#### [What to produce]
From the records below, copy every line that contains the word "JSON".

#### [Data rows]
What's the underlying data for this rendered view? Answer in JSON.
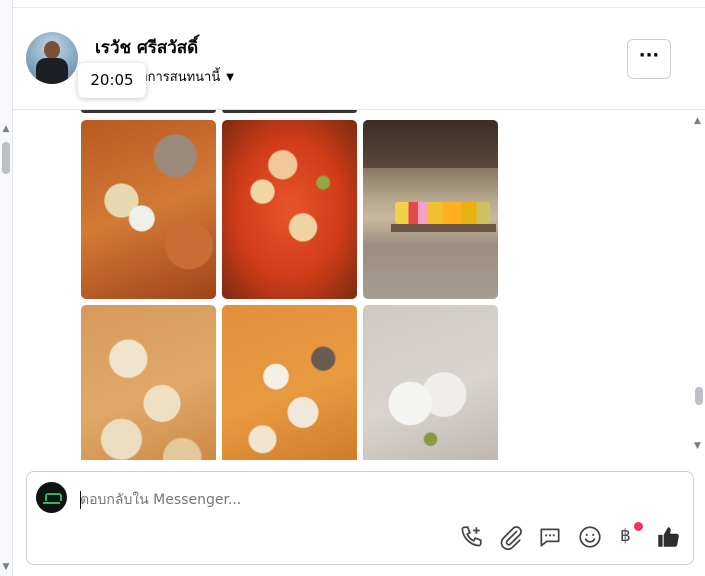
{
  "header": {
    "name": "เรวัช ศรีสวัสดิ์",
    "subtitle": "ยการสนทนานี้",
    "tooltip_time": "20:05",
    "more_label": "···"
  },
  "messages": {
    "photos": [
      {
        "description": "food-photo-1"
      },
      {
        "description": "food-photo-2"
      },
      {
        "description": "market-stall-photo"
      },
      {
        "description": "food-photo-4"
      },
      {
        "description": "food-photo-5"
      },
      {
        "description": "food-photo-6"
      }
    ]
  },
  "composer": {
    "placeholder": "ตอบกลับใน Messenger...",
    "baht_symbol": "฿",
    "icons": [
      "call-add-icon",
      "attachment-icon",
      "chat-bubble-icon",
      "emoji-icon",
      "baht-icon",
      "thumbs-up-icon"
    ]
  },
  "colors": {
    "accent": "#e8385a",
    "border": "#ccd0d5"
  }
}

---

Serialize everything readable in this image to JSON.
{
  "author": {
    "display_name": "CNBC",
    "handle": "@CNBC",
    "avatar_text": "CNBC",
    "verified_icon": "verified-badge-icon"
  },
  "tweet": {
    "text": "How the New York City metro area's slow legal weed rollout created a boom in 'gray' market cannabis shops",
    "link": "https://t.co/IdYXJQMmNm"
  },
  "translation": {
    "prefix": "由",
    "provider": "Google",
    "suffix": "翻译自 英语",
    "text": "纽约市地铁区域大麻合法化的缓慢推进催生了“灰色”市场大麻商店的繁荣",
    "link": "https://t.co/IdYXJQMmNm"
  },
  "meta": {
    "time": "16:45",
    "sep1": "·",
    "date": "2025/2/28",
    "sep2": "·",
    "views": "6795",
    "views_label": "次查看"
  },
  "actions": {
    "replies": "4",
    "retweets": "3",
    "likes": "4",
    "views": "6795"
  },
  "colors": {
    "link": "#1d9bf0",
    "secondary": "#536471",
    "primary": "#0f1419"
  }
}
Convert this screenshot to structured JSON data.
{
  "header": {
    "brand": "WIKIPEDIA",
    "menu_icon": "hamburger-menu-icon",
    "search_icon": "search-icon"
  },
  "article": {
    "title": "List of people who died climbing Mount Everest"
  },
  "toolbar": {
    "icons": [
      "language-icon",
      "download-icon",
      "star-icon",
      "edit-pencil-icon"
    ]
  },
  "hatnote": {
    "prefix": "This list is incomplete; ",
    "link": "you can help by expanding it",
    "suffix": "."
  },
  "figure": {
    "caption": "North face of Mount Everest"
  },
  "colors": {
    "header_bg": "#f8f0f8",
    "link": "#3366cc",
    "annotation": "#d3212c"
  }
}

#### [Complete output]
What's the underlying data for this rendered view? Answer in JSON.
Serialize everything readable in this image to JSON.
Convert this screenshot to structured JSON data.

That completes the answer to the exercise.